■ **Written problem**
Where the string "this" occurs in the material below, report the whole line.

(Chart and figure data)

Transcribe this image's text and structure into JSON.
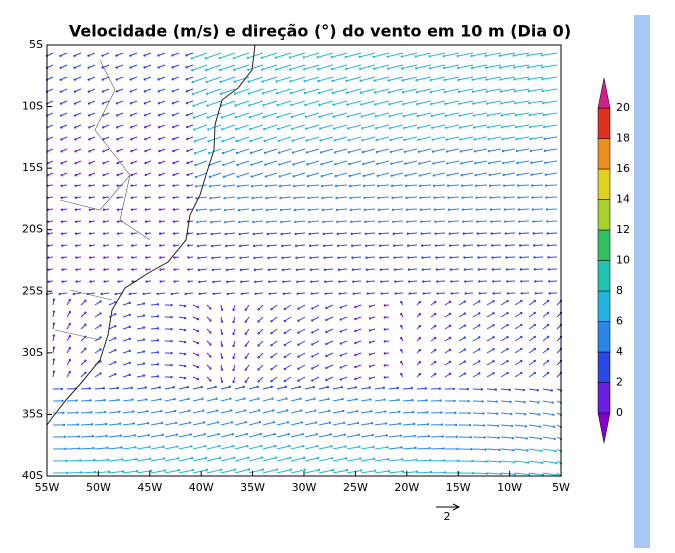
{
  "map": {
    "title": "Velocidade (m/s) e direção (°) do vento em 10 m (Dia 0)",
    "lat_labels": [
      "5S",
      "10S",
      "15S",
      "20S",
      "25S",
      "30S",
      "35S",
      "40S"
    ],
    "lon_labels": [
      "55W",
      "50W",
      "45W",
      "40W",
      "35W",
      "30W",
      "25W",
      "20W",
      "15W",
      "10W",
      "5W"
    ],
    "colorbar": {
      "labels": [
        "0",
        "2",
        "4",
        "6",
        "8",
        "10",
        "12",
        "14",
        "16",
        "18",
        "20"
      ],
      "colors": [
        "#8a00c8",
        "#6a1ee0",
        "#2a48e6",
        "#2a86ea",
        "#22b4dc",
        "#20c4b0",
        "#30c060",
        "#a6d030",
        "#e2d020",
        "#e89020",
        "#e03020",
        "#d0208a"
      ]
    },
    "reference_vector_label": "2"
  }
}
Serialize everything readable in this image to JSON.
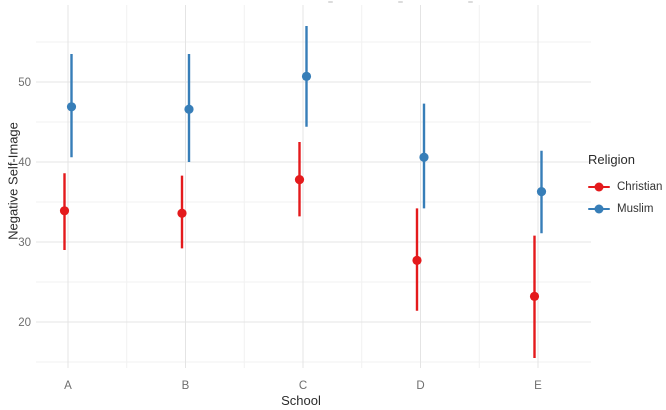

■ **Exercise result**
Transcribe this image's text and structure into JSON.
Serialize everything readable in this image to JSON.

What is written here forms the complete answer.